● **Written exercise**:
Find the string "士兵突击" in the listing and report every line that has it.

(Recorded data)
+ + + +

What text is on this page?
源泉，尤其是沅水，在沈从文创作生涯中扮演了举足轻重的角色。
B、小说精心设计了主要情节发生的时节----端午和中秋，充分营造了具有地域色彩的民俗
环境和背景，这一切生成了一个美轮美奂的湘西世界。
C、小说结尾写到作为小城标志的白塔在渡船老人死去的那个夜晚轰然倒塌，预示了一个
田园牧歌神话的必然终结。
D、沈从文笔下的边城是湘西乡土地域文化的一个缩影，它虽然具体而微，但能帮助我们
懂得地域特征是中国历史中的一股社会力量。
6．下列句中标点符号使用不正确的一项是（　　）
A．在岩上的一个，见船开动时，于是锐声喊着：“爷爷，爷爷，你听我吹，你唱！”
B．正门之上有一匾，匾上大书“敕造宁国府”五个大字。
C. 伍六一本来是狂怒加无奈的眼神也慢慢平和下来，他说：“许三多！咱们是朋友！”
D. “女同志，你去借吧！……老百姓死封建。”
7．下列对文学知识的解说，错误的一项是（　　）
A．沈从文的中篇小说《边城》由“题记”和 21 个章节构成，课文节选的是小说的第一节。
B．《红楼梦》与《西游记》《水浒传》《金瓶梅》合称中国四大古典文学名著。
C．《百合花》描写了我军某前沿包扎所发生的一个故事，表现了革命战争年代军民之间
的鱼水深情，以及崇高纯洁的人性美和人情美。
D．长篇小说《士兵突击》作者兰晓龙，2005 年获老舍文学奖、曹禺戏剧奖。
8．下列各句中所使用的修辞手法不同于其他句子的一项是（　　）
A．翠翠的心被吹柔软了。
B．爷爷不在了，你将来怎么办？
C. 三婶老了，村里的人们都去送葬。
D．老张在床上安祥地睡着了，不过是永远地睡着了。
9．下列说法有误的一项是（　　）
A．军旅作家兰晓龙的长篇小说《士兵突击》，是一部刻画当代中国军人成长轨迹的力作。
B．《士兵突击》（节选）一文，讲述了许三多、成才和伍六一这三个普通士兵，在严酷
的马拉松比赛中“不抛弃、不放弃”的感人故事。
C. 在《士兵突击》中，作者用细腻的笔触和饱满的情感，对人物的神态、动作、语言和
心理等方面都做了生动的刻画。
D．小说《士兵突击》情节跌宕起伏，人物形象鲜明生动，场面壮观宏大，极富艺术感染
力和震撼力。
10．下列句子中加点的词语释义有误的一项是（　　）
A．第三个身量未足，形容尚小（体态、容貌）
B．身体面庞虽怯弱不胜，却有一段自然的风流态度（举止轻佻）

+ + + +

● **Reply to the exercise**:
D．长篇小说《士兵突击》作者兰晓龙，2005 年获老舍文学奖、曹禺戏剧奖。
A．军旅作家兰晓龙的长篇小说《士兵突击》，是一部刻画当代中国军人成长轨迹的力作。
B．《士兵突击》（节选）一文，讲述了许三多、成才和伍六一这三个普通士兵，在严酷
C. 在《士兵突击》中，作者用细腻的笔触和饱满的情感，对人物的神态、动作、语言和
D．小说《士兵突击》情节跌宕起伏，人物形象鲜明生动，场面壮观宏大，极富艺术感染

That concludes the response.